**STATED GOAL:**
Set down each record exactly as written.

**DATASET EXTRACT:**
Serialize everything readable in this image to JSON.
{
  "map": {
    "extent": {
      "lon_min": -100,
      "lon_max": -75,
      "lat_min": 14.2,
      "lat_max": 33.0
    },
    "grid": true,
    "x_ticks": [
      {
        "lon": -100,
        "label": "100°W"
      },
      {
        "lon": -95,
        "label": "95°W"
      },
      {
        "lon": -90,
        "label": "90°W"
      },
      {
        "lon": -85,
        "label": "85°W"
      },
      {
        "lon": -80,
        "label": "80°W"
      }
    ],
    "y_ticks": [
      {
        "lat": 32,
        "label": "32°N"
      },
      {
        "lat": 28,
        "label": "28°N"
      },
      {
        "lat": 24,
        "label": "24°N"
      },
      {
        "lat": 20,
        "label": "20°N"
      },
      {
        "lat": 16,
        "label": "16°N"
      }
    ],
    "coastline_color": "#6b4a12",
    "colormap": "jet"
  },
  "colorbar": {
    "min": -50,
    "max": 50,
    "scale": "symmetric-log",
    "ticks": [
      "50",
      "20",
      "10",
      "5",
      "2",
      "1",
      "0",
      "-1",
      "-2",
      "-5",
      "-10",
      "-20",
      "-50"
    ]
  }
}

**SOLUTION TO THIS EXERCISE:**
Serialize everything readable in this image to JSON.
{
  "map": {
    "extent": {
      "lon_min": -100,
      "lon_max": -75,
      "lat_min": 14.2,
      "lat_max": 33.0
    },
    "grid": true,
    "x_ticks": [
      {
        "lon": -100,
        "label": "100°W"
      },
      {
        "lon": -95,
        "label": "95°W"
      },
      {
        "lon": -90,
        "label": "90°W"
      },
      {
        "lon": -85,
        "label": "85°W"
      },
      {
        "lon": -80,
        "label": "80°W"
      }
    ],
    "y_ticks": [
      {
        "lat": 32,
        "label": "32°N"
      },
      {
        "lat": 28,
        "label": "28°N"
      },
      {
        "lat": 24,
        "label": "24°N"
      },
      {
        "lat": 20,
        "label": "20°N"
      },
      {
        "lat": 16,
        "label": "16°N"
      }
    ],
    "coastline_color": "#6b4a12",
    "colormap": "jet"
  },
  "colorbar": {
    "min": -50,
    "max": 50,
    "scale": "symmetric-log",
    "ticks": [
      "50",
      "20",
      "10",
      "5",
      "2",
      "1",
      "0",
      "-1",
      "-2",
      "-5",
      "-10",
      "-20",
      "-50"
    ]
  }
}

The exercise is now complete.